(What the exercise asks): Output the material below unchanged, apart from leaving out the pictures.

(Material to process):
——

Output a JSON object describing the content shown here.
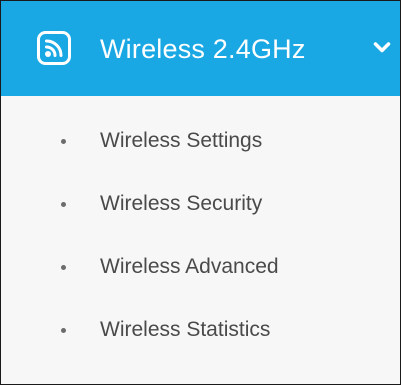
{
  "menu": {
    "header": {
      "title": "Wireless 2.4GHz",
      "icon": "wireless-signal-icon",
      "expand_icon": "chevron-down-icon",
      "background_color": "#1aa8e4",
      "text_color": "#ffffff"
    },
    "items": [
      {
        "label": "Wireless Settings",
        "icon": "bullet-icon"
      },
      {
        "label": "Wireless Security",
        "icon": "bullet-icon"
      },
      {
        "label": "Wireless Advanced",
        "icon": "bullet-icon"
      },
      {
        "label": "Wireless Statistics",
        "icon": "bullet-icon"
      }
    ],
    "item_text_color": "#4a4a4a",
    "submenu_background": "#f7f7f7"
  }
}
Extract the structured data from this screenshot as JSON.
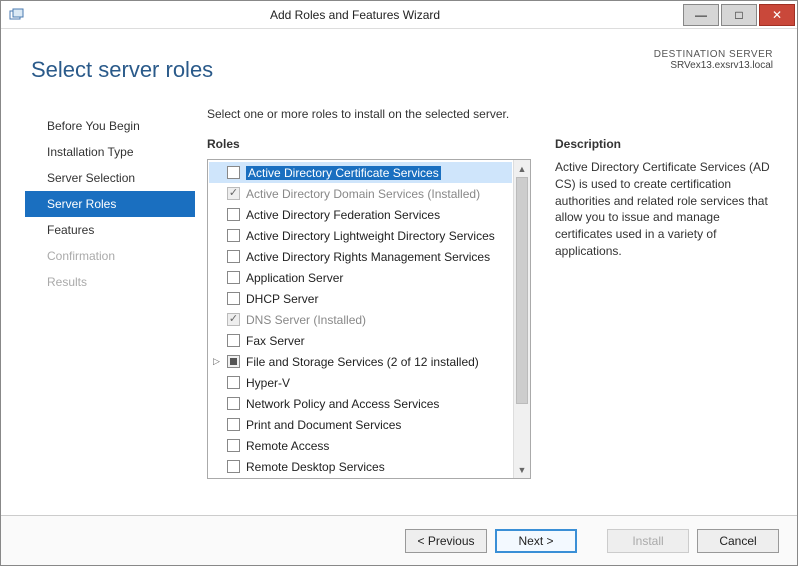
{
  "window": {
    "title": "Add Roles and Features Wizard"
  },
  "destination": {
    "label": "DESTINATION SERVER",
    "value": "SRVex13.exsrv13.local"
  },
  "page": {
    "title": "Select server roles",
    "instruction": "Select one or more roles to install on the selected server."
  },
  "nav": {
    "items": [
      {
        "label": "Before You Begin",
        "state": "normal"
      },
      {
        "label": "Installation Type",
        "state": "normal"
      },
      {
        "label": "Server Selection",
        "state": "normal"
      },
      {
        "label": "Server Roles",
        "state": "selected"
      },
      {
        "label": "Features",
        "state": "normal"
      },
      {
        "label": "Confirmation",
        "state": "disabled"
      },
      {
        "label": "Results",
        "state": "disabled"
      }
    ]
  },
  "sections": {
    "roles_label": "Roles",
    "desc_label": "Description"
  },
  "roles": [
    {
      "label": "Active Directory Certificate Services",
      "checked": false,
      "selected": true
    },
    {
      "label": "Active Directory Domain Services (Installed)",
      "checked": true,
      "installed": true
    },
    {
      "label": "Active Directory Federation Services",
      "checked": false
    },
    {
      "label": "Active Directory Lightweight Directory Services",
      "checked": false
    },
    {
      "label": "Active Directory Rights Management Services",
      "checked": false
    },
    {
      "label": "Application Server",
      "checked": false
    },
    {
      "label": "DHCP Server",
      "checked": false
    },
    {
      "label": "DNS Server (Installed)",
      "checked": true,
      "installed": true
    },
    {
      "label": "Fax Server",
      "checked": false
    },
    {
      "label": "File and Storage Services (2 of 12 installed)",
      "checked": "partial",
      "expandable": true
    },
    {
      "label": "Hyper-V",
      "checked": false
    },
    {
      "label": "Network Policy and Access Services",
      "checked": false
    },
    {
      "label": "Print and Document Services",
      "checked": false
    },
    {
      "label": "Remote Access",
      "checked": false
    },
    {
      "label": "Remote Desktop Services",
      "checked": false
    }
  ],
  "description": {
    "text": "Active Directory Certificate Services (AD CS) is used to create certification authorities and related role services that allow you to issue and manage certificates used in a variety of applications."
  },
  "buttons": {
    "previous": "< Previous",
    "next": "Next >",
    "install": "Install",
    "cancel": "Cancel"
  }
}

——

(Result below):
Output a JSON object describing the content shown here.
{
  "menu": {
    "header": {
      "title": "Wireless 2.4GHz",
      "icon": "wireless-signal-icon",
      "expand_icon": "chevron-down-icon",
      "background_color": "#1aa8e4",
      "text_color": "#ffffff"
    },
    "items": [
      {
        "label": "Wireless Settings",
        "icon": "bullet-icon"
      },
      {
        "label": "Wireless Security",
        "icon": "bullet-icon"
      },
      {
        "label": "Wireless Advanced",
        "icon": "bullet-icon"
      },
      {
        "label": "Wireless Statistics",
        "icon": "bullet-icon"
      }
    ],
    "item_text_color": "#4a4a4a",
    "submenu_background": "#f7f7f7"
  }
}
Extract the structured data from this screenshot as JSON.
{
  "window": {
    "title": "Add Roles and Features Wizard"
  },
  "destination": {
    "label": "DESTINATION SERVER",
    "value": "SRVex13.exsrv13.local"
  },
  "page": {
    "title": "Select server roles",
    "instruction": "Select one or more roles to install on the selected server."
  },
  "nav": {
    "items": [
      {
        "label": "Before You Begin",
        "state": "normal"
      },
      {
        "label": "Installation Type",
        "state": "normal"
      },
      {
        "label": "Server Selection",
        "state": "normal"
      },
      {
        "label": "Server Roles",
        "state": "selected"
      },
      {
        "label": "Features",
        "state": "normal"
      },
      {
        "label": "Confirmation",
        "state": "disabled"
      },
      {
        "label": "Results",
        "state": "disabled"
      }
    ]
  },
  "sections": {
    "roles_label": "Roles",
    "desc_label": "Description"
  },
  "roles": [
    {
      "label": "Active Directory Certificate Services",
      "checked": false,
      "selected": true
    },
    {
      "label": "Active Directory Domain Services (Installed)",
      "checked": true,
      "installed": true
    },
    {
      "label": "Active Directory Federation Services",
      "checked": false
    },
    {
      "label": "Active Directory Lightweight Directory Services",
      "checked": false
    },
    {
      "label": "Active Directory Rights Management Services",
      "checked": false
    },
    {
      "label": "Application Server",
      "checked": false
    },
    {
      "label": "DHCP Server",
      "checked": false
    },
    {
      "label": "DNS Server (Installed)",
      "checked": true,
      "installed": true
    },
    {
      "label": "Fax Server",
      "checked": false
    },
    {
      "label": "File and Storage Services (2 of 12 installed)",
      "checked": "partial",
      "expandable": true
    },
    {
      "label": "Hyper-V",
      "checked": false
    },
    {
      "label": "Network Policy and Access Services",
      "checked": false
    },
    {
      "label": "Print and Document Services",
      "checked": false
    },
    {
      "label": "Remote Access",
      "checked": false
    },
    {
      "label": "Remote Desktop Services",
      "checked": false
    }
  ],
  "description": {
    "text": "Active Directory Certificate Services (AD CS) is used to create certification authorities and related role services that allow you to issue and manage certificates used in a variety of applications."
  },
  "buttons": {
    "previous": "< Previous",
    "next": "Next >",
    "install": "Install",
    "cancel": "Cancel"
  }
}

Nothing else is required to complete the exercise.